-- START OF Information given --
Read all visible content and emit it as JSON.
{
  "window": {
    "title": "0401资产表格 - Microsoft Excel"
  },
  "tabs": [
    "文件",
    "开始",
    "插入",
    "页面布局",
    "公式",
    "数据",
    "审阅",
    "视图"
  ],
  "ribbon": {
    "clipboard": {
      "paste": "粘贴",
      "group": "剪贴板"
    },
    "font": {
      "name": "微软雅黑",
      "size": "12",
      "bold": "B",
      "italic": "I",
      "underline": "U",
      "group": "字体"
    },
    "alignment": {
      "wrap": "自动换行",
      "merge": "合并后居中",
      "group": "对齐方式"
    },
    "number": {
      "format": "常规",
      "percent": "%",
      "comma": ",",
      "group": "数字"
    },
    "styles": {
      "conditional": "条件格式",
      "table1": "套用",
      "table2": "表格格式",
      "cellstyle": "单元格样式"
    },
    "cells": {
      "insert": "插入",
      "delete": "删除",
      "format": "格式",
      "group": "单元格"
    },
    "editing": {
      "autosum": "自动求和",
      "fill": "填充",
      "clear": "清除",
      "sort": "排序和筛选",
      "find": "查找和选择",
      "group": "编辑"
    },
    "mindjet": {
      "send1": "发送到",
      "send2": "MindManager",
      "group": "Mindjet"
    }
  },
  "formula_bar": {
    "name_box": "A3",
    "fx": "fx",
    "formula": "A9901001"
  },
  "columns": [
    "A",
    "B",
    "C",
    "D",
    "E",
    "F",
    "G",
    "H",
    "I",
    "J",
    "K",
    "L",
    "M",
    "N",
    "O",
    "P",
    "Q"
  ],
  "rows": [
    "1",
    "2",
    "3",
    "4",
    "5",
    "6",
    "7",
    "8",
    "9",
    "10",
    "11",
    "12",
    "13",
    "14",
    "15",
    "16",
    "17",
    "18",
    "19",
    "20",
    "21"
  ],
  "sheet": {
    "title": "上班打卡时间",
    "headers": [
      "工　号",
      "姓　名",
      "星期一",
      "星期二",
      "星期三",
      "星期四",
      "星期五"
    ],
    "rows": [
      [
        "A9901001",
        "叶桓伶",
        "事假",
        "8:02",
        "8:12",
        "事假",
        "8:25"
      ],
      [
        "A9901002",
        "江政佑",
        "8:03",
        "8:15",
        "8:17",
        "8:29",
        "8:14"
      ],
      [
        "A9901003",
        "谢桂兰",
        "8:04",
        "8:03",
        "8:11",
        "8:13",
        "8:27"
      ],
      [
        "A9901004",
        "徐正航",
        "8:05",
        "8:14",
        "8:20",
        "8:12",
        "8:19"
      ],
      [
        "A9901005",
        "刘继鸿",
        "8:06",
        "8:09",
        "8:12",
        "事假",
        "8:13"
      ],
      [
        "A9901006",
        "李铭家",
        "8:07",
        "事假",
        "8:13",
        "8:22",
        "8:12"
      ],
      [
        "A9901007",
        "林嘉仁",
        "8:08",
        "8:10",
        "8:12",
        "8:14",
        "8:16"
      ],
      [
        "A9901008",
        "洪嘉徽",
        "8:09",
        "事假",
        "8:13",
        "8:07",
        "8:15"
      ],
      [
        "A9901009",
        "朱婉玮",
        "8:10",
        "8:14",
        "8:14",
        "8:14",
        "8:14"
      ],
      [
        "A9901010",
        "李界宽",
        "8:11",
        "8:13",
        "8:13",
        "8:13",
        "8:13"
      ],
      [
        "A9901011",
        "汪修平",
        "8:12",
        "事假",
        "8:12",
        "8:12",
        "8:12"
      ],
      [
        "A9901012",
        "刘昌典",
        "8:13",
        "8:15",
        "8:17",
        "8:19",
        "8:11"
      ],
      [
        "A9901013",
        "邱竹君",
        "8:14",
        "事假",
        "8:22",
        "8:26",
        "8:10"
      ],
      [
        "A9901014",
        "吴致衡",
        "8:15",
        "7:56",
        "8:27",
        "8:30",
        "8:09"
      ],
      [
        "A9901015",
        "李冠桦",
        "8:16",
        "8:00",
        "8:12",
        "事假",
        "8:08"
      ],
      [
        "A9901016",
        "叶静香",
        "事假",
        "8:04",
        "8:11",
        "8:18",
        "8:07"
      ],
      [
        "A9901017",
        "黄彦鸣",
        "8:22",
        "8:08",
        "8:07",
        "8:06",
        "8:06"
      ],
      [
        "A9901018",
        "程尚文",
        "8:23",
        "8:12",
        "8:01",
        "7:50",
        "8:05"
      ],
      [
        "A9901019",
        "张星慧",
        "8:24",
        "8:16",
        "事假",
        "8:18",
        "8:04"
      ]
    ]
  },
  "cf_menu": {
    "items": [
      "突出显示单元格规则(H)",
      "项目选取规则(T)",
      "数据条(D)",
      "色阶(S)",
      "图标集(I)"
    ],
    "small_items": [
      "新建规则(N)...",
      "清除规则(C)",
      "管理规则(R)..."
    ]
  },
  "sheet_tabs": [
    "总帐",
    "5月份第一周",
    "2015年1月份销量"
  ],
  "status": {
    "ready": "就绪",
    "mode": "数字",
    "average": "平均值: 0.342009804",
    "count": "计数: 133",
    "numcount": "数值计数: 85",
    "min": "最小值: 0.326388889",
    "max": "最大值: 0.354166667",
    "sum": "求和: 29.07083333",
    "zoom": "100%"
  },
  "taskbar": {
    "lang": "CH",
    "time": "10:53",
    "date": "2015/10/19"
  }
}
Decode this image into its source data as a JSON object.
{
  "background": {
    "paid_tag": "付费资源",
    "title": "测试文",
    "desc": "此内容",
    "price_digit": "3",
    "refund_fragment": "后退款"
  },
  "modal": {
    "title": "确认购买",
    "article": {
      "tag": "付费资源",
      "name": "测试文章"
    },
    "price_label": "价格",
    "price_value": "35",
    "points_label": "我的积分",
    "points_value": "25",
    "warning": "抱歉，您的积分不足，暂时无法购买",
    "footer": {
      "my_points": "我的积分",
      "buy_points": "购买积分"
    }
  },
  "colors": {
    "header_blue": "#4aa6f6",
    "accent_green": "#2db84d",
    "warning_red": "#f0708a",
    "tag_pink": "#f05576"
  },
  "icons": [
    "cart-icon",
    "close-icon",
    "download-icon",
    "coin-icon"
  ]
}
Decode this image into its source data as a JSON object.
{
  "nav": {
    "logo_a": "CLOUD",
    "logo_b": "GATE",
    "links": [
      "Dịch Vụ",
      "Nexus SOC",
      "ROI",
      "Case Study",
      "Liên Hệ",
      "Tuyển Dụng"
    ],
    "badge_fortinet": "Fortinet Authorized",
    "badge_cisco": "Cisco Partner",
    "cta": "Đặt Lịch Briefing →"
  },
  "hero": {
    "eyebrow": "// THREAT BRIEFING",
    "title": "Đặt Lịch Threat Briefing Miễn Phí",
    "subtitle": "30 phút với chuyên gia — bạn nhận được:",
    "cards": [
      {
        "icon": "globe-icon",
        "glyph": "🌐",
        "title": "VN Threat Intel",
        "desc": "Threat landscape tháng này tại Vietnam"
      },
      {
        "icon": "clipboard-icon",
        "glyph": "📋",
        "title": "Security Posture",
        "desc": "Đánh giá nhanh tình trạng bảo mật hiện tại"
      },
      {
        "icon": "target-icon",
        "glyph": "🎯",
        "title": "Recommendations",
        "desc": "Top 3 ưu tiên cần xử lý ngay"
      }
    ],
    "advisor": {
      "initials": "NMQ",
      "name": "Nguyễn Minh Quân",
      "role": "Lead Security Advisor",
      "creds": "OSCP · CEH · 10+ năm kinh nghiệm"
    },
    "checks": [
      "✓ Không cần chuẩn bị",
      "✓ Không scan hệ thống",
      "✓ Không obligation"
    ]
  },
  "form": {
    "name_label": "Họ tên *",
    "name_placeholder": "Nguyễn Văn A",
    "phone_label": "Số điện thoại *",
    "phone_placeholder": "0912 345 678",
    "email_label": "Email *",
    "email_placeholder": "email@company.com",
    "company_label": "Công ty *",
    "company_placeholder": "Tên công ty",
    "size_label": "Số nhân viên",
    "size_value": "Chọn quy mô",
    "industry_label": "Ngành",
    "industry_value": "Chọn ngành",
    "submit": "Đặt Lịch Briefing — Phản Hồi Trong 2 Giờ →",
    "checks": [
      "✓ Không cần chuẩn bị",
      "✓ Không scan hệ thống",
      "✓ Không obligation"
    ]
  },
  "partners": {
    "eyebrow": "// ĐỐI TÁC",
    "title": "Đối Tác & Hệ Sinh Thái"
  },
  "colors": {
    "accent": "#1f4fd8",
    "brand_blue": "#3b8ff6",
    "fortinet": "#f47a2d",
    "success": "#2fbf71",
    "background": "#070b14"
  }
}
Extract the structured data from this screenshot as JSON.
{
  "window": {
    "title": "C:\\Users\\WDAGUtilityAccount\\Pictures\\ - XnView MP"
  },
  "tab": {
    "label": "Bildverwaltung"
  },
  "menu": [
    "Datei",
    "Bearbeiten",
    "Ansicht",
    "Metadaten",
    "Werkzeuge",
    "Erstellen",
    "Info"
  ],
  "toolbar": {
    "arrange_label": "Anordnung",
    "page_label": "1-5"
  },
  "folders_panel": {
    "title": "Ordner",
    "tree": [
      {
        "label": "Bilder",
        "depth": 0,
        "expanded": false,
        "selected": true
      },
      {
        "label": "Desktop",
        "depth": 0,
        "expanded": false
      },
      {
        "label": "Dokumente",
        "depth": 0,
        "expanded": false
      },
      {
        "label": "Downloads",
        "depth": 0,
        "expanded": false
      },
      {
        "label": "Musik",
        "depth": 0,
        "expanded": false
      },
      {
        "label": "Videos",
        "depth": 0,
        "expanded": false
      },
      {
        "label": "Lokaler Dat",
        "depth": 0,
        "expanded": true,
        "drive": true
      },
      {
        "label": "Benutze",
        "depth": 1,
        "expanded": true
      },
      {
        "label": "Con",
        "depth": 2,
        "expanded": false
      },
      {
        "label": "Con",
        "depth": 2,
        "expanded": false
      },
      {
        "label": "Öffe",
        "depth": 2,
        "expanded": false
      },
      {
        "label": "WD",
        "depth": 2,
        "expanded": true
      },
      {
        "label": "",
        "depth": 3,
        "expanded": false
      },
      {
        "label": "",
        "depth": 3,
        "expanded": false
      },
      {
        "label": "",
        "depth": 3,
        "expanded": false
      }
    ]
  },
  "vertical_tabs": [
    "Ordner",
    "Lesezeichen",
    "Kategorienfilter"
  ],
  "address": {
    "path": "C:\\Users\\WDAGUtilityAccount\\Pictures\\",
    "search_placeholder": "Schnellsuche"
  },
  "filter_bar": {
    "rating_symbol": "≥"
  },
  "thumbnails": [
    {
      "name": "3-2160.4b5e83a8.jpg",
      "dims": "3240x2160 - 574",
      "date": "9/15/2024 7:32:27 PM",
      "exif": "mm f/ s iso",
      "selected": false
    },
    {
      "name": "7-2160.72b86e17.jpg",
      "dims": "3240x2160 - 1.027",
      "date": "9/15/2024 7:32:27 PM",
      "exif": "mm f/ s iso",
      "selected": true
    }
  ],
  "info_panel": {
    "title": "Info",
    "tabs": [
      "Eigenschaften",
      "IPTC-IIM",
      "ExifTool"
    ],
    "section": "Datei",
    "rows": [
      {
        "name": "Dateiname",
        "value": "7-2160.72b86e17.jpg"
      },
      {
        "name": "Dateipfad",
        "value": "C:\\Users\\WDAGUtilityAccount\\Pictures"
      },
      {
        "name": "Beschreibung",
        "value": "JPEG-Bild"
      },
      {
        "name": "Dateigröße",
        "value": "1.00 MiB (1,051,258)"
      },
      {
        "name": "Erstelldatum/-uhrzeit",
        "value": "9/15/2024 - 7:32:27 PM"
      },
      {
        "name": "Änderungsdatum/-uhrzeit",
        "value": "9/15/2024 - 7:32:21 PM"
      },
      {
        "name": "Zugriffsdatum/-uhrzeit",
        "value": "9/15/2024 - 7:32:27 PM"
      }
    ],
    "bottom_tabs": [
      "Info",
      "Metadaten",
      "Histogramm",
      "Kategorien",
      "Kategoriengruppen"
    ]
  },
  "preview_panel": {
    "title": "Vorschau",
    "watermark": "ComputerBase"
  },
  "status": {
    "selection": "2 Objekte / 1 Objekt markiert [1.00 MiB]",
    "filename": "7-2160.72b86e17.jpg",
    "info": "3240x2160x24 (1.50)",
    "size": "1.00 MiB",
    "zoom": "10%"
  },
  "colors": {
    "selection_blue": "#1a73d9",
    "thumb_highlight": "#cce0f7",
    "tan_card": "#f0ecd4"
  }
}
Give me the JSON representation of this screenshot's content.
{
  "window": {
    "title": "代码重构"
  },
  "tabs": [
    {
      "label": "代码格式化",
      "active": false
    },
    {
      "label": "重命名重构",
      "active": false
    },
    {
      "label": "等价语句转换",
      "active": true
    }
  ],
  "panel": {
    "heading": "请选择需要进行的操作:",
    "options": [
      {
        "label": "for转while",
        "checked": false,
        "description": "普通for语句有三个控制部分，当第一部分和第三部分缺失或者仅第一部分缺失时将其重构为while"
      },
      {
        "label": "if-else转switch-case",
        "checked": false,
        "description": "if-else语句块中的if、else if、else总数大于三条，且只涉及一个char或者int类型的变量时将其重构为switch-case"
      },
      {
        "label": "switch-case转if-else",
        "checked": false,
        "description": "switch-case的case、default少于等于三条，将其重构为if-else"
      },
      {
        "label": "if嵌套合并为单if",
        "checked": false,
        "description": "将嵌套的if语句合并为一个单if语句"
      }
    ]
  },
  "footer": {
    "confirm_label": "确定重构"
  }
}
-- END OF Information given --
**Objective**
Determine how many lines of the data contain the word "selected", and reply with that number only.

**Written answer**
3